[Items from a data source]

******************************

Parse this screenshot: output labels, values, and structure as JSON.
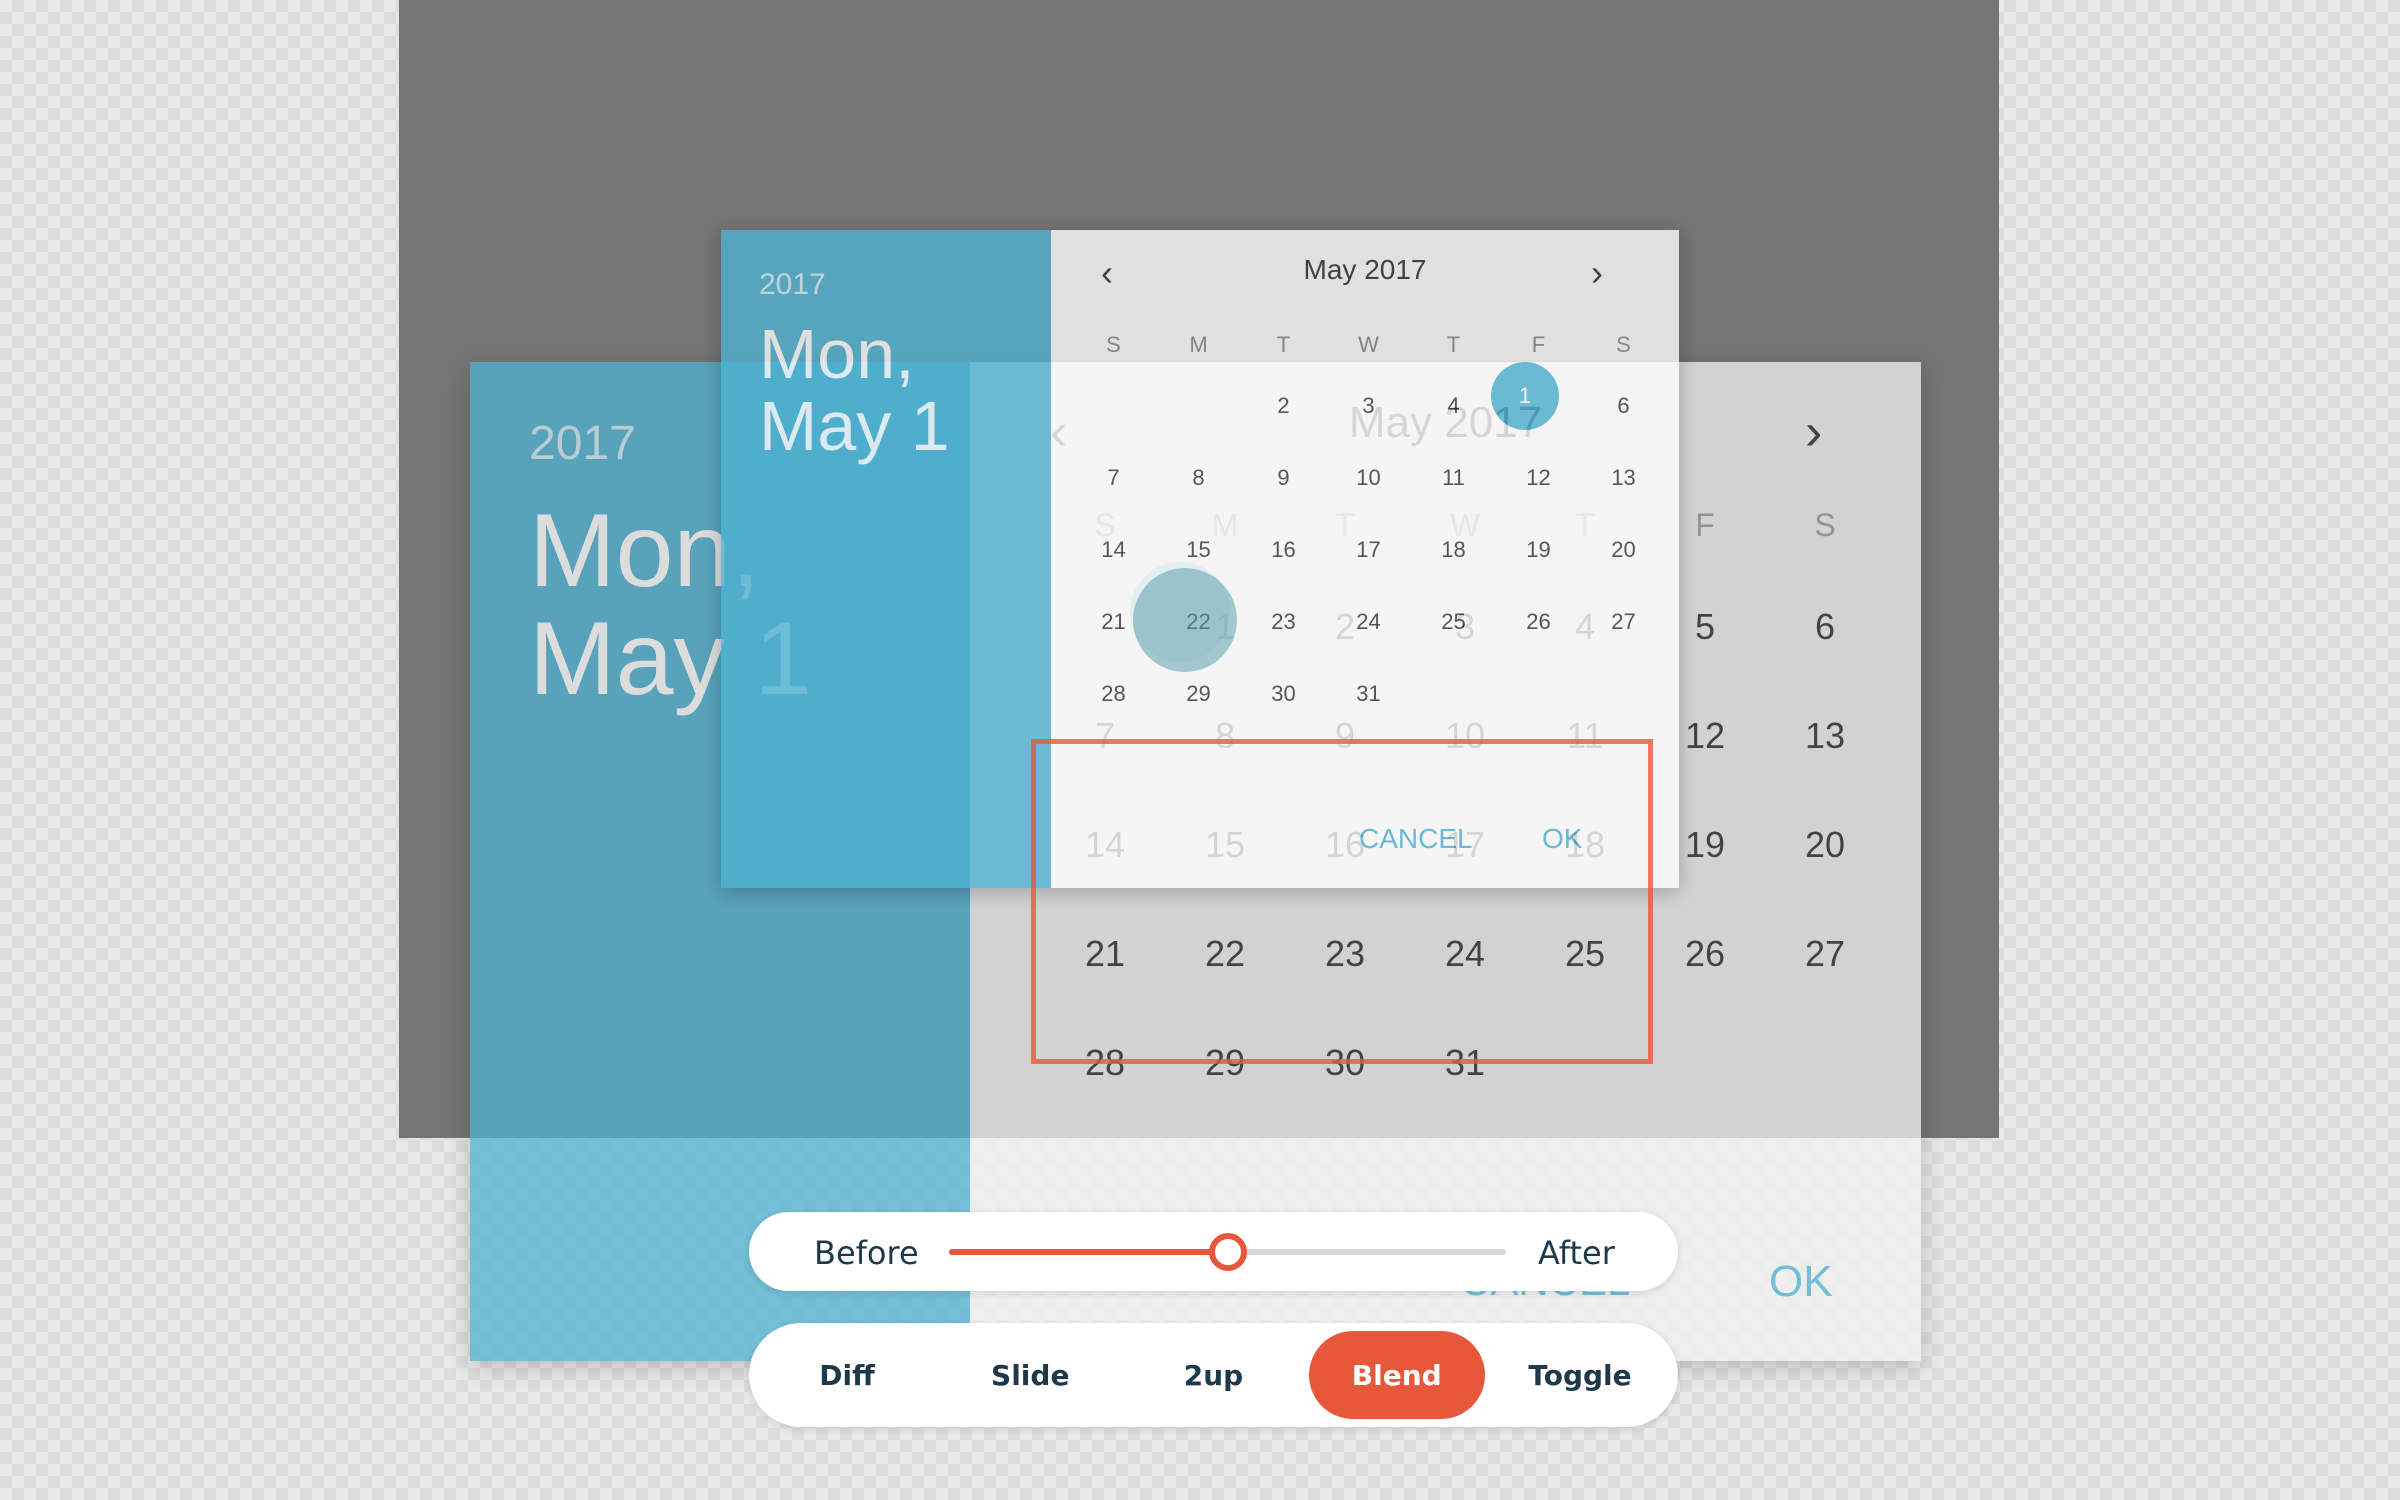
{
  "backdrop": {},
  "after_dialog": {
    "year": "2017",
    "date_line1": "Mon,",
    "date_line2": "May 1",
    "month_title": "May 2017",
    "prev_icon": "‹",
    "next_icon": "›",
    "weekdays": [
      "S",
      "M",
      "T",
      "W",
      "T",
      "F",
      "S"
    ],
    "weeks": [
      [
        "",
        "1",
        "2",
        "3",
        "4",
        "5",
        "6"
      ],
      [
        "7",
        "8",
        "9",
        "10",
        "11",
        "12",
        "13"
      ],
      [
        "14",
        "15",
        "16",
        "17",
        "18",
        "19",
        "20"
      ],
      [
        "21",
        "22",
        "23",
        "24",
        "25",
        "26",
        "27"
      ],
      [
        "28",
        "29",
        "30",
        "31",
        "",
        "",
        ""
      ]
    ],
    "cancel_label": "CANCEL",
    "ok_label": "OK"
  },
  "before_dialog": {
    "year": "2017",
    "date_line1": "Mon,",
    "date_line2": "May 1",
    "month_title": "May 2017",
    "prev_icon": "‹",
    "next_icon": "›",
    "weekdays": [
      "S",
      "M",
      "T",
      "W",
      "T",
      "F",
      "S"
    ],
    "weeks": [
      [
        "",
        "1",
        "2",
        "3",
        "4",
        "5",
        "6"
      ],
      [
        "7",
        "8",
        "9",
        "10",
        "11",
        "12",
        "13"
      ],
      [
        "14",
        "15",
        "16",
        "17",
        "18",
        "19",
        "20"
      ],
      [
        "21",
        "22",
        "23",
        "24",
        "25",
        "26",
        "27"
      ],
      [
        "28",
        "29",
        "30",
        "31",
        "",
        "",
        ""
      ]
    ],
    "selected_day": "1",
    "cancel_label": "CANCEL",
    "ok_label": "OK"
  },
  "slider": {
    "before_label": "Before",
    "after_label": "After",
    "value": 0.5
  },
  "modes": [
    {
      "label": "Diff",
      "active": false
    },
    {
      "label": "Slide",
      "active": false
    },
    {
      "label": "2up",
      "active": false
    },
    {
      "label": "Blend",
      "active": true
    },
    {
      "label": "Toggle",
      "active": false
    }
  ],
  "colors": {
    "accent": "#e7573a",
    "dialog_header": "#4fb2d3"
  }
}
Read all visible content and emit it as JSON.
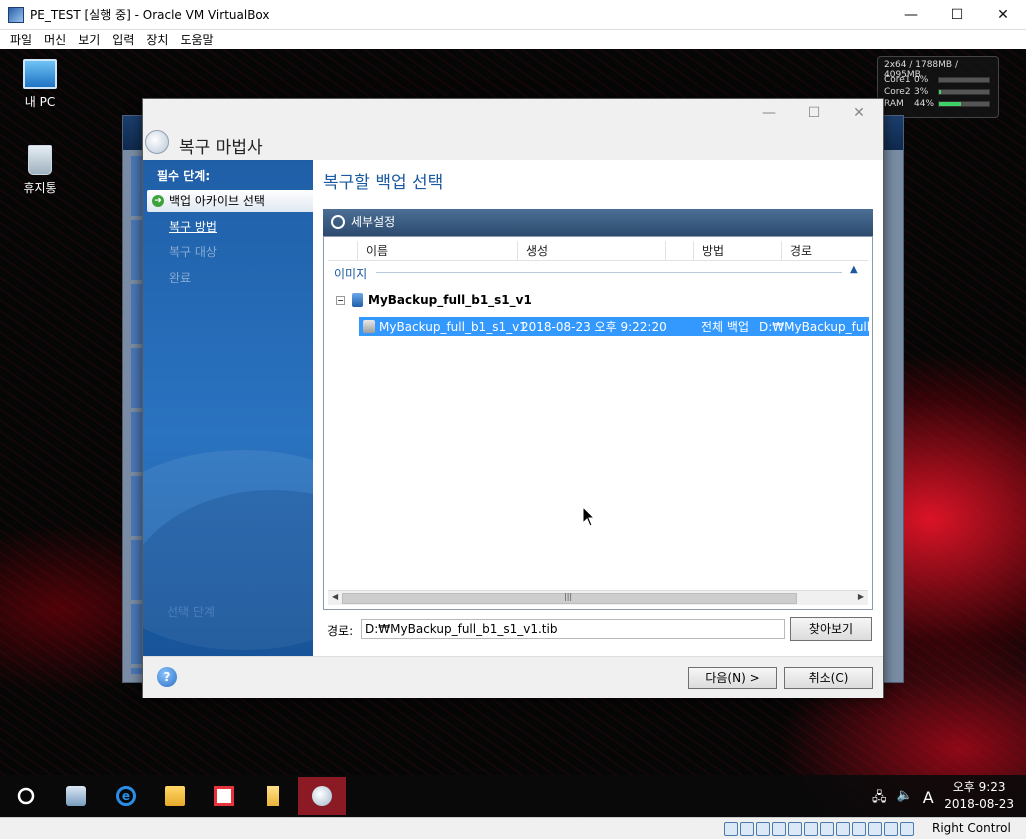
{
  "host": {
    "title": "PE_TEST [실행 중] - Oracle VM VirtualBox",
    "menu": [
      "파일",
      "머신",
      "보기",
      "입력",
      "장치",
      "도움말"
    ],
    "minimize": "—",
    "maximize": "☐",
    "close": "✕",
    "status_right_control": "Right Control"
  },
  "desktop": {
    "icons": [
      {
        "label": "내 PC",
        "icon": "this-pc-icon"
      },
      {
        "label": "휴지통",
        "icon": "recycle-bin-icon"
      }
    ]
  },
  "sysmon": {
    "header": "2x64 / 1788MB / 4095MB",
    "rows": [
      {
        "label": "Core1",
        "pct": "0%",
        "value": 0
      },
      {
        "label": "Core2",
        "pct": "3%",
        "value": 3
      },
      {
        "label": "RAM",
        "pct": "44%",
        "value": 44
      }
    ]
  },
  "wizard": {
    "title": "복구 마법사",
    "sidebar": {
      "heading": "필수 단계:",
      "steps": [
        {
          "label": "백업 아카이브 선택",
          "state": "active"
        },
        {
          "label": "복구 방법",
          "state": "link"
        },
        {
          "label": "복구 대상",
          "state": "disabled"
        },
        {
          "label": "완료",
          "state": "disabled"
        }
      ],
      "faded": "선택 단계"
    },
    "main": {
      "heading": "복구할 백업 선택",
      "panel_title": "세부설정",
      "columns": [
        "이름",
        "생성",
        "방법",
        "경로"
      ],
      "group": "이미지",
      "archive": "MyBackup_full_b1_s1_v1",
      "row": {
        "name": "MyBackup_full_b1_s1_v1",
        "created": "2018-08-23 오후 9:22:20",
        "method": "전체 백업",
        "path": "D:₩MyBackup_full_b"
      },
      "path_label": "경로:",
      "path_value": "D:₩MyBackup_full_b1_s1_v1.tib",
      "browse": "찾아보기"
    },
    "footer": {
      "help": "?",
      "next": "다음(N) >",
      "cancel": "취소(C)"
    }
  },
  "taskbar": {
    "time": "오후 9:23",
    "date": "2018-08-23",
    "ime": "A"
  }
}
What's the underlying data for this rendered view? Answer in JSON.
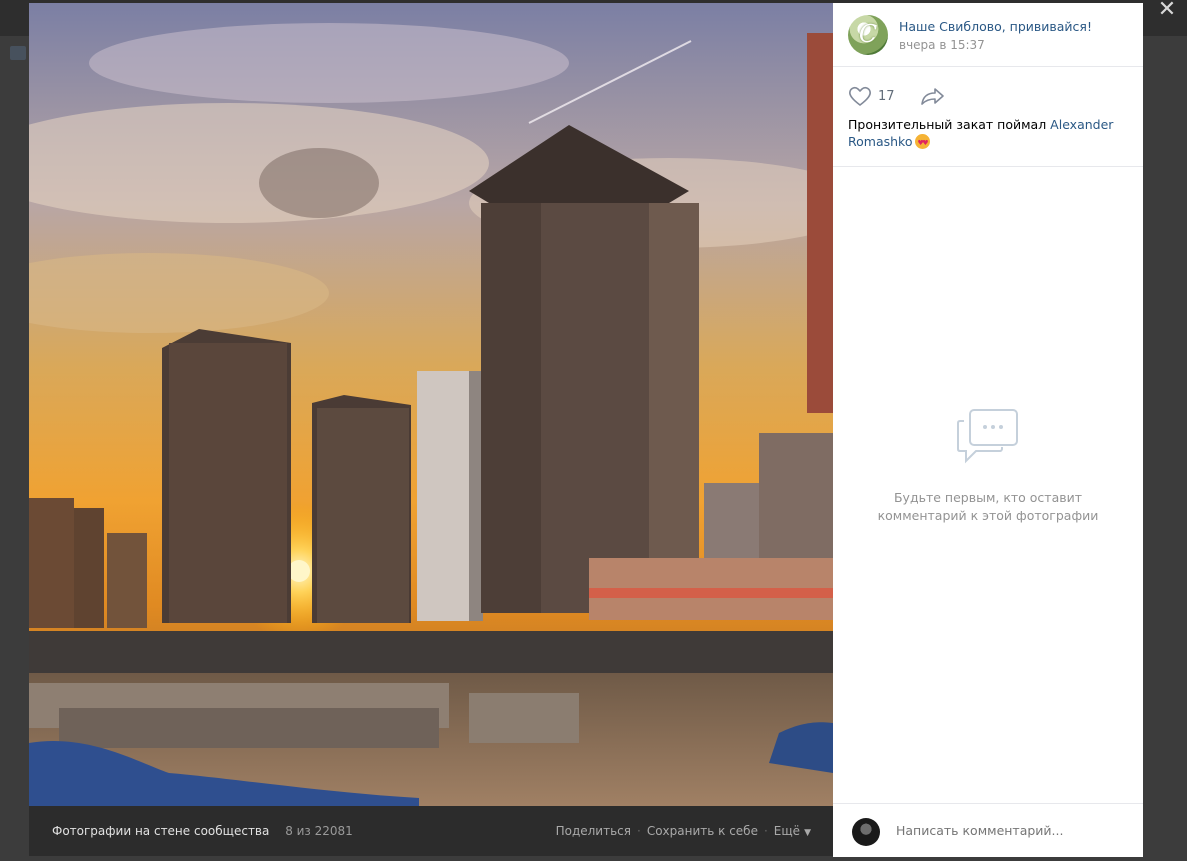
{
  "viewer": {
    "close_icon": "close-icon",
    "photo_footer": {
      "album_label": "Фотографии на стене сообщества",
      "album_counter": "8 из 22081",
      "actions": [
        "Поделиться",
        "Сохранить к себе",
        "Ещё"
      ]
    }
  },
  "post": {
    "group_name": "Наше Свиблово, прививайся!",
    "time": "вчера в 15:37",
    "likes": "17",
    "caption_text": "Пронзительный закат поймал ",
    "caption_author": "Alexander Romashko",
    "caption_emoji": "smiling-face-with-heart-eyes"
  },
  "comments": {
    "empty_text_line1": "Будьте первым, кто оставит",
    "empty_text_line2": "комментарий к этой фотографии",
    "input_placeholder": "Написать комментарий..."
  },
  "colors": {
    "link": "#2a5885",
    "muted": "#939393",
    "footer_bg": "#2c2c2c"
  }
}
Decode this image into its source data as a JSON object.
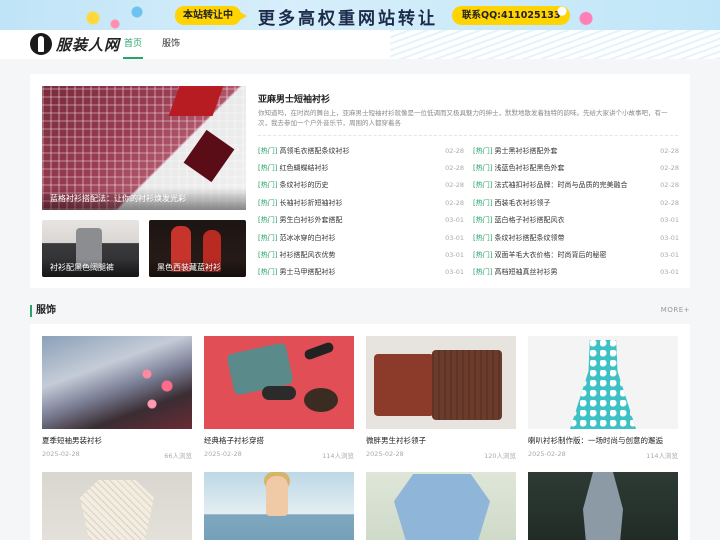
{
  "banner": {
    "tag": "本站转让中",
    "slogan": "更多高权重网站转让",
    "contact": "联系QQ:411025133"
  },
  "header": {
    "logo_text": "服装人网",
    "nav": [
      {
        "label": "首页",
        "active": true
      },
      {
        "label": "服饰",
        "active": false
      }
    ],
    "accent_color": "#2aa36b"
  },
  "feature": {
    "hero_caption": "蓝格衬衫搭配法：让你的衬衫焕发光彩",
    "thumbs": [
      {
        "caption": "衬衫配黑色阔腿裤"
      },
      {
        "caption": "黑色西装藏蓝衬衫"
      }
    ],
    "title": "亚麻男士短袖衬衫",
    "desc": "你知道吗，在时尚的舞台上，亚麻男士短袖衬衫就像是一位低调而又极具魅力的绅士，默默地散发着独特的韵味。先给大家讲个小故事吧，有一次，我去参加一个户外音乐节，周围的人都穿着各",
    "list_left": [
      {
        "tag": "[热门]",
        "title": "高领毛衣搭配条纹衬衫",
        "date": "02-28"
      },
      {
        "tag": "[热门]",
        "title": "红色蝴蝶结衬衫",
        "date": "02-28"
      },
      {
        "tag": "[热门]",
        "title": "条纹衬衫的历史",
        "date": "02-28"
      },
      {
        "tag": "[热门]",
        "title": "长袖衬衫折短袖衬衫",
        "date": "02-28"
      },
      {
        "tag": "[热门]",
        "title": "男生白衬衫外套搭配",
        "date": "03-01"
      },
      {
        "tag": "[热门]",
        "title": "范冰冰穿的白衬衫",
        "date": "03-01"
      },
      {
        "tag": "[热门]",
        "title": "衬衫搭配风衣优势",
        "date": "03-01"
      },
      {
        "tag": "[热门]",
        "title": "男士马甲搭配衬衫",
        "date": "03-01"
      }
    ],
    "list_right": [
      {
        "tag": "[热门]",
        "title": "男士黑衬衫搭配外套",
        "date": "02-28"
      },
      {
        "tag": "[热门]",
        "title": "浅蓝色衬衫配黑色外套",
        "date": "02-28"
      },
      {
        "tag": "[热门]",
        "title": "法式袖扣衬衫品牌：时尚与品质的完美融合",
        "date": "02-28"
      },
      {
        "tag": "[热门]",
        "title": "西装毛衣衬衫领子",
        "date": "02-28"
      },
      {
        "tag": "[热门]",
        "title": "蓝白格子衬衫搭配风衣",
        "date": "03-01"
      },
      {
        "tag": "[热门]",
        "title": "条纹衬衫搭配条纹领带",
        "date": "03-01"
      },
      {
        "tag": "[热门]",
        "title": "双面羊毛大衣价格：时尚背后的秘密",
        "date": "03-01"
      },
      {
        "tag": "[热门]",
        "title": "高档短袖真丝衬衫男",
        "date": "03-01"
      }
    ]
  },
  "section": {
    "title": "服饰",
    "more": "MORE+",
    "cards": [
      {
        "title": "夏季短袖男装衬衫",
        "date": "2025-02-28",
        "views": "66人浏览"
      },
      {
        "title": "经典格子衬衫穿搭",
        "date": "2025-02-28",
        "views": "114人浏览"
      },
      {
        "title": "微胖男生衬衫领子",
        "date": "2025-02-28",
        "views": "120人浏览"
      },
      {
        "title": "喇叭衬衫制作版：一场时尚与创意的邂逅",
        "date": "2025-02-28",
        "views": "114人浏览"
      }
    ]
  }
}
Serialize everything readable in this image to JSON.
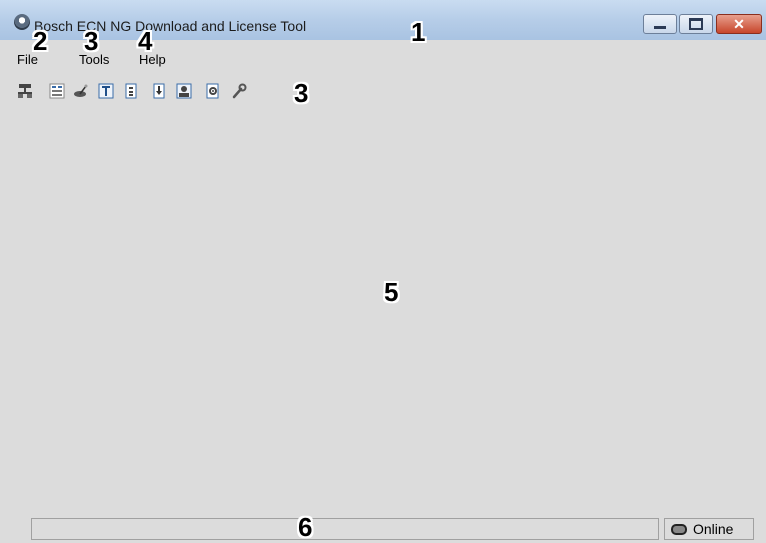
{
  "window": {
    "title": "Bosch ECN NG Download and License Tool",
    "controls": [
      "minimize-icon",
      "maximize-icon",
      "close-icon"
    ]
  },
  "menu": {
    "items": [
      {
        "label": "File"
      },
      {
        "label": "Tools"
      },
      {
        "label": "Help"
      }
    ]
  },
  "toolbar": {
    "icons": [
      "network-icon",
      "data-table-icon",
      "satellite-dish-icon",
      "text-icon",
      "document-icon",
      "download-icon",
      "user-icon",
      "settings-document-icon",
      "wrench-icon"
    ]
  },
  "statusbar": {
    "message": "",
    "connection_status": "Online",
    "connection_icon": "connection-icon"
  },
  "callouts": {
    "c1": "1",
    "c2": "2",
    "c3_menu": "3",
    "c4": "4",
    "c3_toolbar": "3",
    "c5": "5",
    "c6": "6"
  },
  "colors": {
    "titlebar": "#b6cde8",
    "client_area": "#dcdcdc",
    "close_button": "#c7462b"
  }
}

******************************

> STATED PROBLEM: Identify all lines in the records above with the word "document".

> EXERCISE RESULT:
      "document-icon",
      "settings-document-icon",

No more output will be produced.